──────── LISTED ENTRIES

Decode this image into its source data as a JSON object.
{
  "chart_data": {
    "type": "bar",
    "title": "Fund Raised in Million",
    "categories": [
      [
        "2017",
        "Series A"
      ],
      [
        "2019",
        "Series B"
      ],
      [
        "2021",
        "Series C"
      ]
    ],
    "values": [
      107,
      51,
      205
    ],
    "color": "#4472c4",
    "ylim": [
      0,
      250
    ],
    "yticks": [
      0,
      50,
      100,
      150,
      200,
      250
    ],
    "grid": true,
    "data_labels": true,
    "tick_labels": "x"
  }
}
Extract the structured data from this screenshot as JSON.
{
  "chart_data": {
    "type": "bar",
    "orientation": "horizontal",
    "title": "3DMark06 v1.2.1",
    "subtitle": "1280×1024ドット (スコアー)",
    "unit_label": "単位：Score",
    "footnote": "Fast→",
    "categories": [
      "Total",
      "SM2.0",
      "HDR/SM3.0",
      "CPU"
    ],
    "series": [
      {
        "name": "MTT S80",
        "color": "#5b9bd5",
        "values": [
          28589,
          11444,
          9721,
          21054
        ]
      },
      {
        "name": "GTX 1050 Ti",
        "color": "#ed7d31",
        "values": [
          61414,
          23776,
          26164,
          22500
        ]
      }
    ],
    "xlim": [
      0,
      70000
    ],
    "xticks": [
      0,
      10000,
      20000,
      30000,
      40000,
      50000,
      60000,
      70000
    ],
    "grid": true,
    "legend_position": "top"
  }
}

────────────────

### YOUR GOAL
From the first line to the last, please quote the material above exactly.

### SOLUTION
Decode this image into its source data as a JSON object.
{
  "chart_data": {
    "type": "bar",
    "title": "Fund Raised in Million",
    "categories": [
      [
        "2017",
        "Series A"
      ],
      [
        "2019",
        "Series B"
      ],
      [
        "2021",
        "Series C"
      ]
    ],
    "values": [
      107,
      51,
      205
    ],
    "color": "#4472c4",
    "ylim": [
      0,
      250
    ],
    "yticks": [
      0,
      50,
      100,
      150,
      200,
      250
    ],
    "grid": true,
    "data_labels": true,
    "tick_labels": "x"
  }
}
Extract the structured data from this screenshot as JSON.
{
  "chart_data": {
    "type": "bar",
    "orientation": "horizontal",
    "title": "3DMark06 v1.2.1",
    "subtitle": "1280×1024ドット (スコアー)",
    "unit_label": "単位：Score",
    "footnote": "Fast→",
    "categories": [
      "Total",
      "SM2.0",
      "HDR/SM3.0",
      "CPU"
    ],
    "series": [
      {
        "name": "MTT S80",
        "color": "#5b9bd5",
        "values": [
          28589,
          11444,
          9721,
          21054
        ]
      },
      {
        "name": "GTX 1050 Ti",
        "color": "#ed7d31",
        "values": [
          61414,
          23776,
          26164,
          22500
        ]
      }
    ],
    "xlim": [
      0,
      70000
    ],
    "xticks": [
      0,
      10000,
      20000,
      30000,
      40000,
      50000,
      60000,
      70000
    ],
    "grid": true,
    "legend_position": "top"
  }
}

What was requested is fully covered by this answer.